■ Your goal
Report how many lines contain "Perfect"; state the number and nothing else.

________________________________________

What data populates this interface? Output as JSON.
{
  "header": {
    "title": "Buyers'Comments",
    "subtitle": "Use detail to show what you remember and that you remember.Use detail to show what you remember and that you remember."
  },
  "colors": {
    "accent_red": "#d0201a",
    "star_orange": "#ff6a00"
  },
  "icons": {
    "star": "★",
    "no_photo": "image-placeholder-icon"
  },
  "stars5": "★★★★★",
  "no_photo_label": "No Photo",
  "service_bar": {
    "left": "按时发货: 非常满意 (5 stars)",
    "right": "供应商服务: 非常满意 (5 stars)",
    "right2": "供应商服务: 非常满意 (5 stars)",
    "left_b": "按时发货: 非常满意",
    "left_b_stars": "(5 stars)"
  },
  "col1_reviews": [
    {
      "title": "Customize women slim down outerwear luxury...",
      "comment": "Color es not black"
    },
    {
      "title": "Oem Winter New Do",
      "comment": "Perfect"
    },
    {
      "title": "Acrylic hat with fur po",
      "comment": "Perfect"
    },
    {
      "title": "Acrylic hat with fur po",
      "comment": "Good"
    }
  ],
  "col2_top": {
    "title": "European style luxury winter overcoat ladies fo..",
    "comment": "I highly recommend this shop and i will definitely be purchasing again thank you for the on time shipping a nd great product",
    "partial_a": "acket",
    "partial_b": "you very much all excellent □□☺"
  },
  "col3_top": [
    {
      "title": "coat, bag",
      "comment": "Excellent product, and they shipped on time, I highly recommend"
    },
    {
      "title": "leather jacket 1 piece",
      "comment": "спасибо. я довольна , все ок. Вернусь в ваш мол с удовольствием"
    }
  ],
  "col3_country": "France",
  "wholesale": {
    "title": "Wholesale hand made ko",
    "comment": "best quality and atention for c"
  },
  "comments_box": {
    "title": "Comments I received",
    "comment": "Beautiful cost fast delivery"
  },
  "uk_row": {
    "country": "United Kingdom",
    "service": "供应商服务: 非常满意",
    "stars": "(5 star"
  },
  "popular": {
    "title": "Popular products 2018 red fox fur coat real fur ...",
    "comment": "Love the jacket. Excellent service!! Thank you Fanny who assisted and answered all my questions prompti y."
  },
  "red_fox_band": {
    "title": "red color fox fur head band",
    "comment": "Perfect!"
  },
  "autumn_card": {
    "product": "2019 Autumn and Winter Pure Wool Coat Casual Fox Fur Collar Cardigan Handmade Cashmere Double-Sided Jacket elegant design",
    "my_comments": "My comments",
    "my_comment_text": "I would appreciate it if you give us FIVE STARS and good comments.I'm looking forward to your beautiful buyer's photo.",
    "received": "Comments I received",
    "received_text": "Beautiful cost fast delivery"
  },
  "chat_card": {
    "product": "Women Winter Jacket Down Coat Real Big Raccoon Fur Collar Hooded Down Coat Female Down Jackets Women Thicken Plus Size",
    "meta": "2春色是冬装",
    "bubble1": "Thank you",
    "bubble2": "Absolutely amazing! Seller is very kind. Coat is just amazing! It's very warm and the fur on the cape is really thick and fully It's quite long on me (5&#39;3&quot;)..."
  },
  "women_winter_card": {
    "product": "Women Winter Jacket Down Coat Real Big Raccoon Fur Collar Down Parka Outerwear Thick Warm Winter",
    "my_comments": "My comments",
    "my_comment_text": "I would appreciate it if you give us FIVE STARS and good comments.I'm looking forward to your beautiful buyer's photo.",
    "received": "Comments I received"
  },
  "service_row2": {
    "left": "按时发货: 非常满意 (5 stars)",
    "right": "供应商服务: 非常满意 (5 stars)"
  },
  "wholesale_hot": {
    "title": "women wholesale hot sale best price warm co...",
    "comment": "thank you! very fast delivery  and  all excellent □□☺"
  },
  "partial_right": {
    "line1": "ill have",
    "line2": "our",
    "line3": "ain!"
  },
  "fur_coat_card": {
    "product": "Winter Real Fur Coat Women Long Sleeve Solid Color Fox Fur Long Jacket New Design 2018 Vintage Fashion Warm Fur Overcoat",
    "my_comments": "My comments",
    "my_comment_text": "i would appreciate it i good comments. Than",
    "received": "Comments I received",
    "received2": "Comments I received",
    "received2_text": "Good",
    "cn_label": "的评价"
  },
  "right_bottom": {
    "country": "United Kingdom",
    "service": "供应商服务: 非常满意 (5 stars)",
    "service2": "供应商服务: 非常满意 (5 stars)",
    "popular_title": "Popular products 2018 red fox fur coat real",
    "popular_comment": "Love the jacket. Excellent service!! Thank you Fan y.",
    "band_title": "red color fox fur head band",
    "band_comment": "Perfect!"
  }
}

________________________________________

■ Expected answer
4